:: WHAT NEEDS TO BE DONE ::
Each line containing the word "Black" needs to be copied.

═════ GIVEN ENTRIES

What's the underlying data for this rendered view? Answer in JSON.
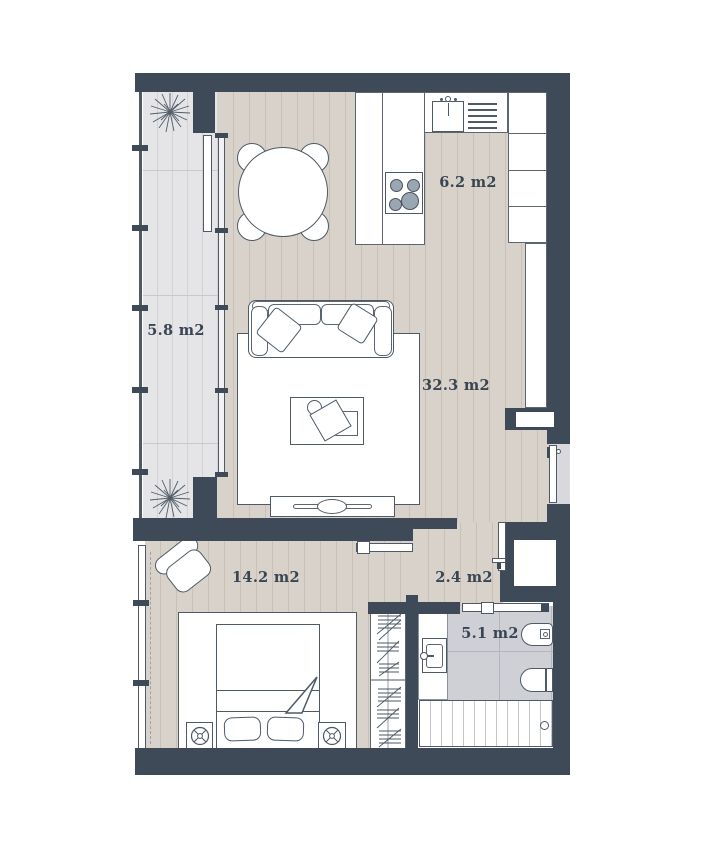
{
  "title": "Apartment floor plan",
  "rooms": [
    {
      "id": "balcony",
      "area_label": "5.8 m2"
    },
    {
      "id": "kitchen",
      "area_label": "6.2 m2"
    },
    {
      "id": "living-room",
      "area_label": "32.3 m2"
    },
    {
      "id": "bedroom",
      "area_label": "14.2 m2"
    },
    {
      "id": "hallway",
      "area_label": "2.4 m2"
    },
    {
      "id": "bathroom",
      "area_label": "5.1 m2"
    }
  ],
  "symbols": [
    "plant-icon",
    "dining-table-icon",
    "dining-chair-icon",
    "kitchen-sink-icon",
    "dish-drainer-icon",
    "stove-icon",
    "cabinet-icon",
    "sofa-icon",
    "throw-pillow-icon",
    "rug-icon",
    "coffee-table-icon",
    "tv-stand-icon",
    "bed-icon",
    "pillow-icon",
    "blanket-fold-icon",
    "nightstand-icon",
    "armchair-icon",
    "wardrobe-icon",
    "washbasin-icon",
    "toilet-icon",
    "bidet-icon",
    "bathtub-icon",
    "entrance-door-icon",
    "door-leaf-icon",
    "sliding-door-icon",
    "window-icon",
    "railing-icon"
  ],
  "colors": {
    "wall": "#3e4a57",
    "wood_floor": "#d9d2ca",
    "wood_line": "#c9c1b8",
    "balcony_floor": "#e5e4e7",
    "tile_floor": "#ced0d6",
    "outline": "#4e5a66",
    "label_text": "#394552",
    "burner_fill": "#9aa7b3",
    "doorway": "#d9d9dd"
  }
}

══════════
═════ GIVEN ENTRIES

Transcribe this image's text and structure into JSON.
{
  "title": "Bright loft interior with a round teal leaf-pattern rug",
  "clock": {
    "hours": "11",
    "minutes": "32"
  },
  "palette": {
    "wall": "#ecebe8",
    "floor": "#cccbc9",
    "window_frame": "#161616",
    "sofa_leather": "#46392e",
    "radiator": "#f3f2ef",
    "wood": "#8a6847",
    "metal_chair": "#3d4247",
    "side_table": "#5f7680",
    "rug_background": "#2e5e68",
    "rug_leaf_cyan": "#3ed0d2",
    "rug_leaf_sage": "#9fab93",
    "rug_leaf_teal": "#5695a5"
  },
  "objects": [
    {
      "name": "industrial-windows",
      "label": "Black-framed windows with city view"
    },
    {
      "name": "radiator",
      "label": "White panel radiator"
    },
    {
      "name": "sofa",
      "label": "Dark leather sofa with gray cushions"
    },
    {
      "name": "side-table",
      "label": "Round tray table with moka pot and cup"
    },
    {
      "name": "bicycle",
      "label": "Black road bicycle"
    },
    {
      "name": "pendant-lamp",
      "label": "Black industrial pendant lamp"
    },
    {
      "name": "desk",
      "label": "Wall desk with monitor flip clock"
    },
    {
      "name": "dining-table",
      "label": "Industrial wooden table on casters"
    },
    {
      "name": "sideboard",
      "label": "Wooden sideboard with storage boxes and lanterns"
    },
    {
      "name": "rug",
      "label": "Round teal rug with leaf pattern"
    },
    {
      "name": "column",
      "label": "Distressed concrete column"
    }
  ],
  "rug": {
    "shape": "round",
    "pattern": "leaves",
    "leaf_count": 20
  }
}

══════════

:: FINAL RESULT ::
      "label": "Black-framed windows with city view"
      "label": "Black road bicycle"
      "label": "Black industrial pendant lamp"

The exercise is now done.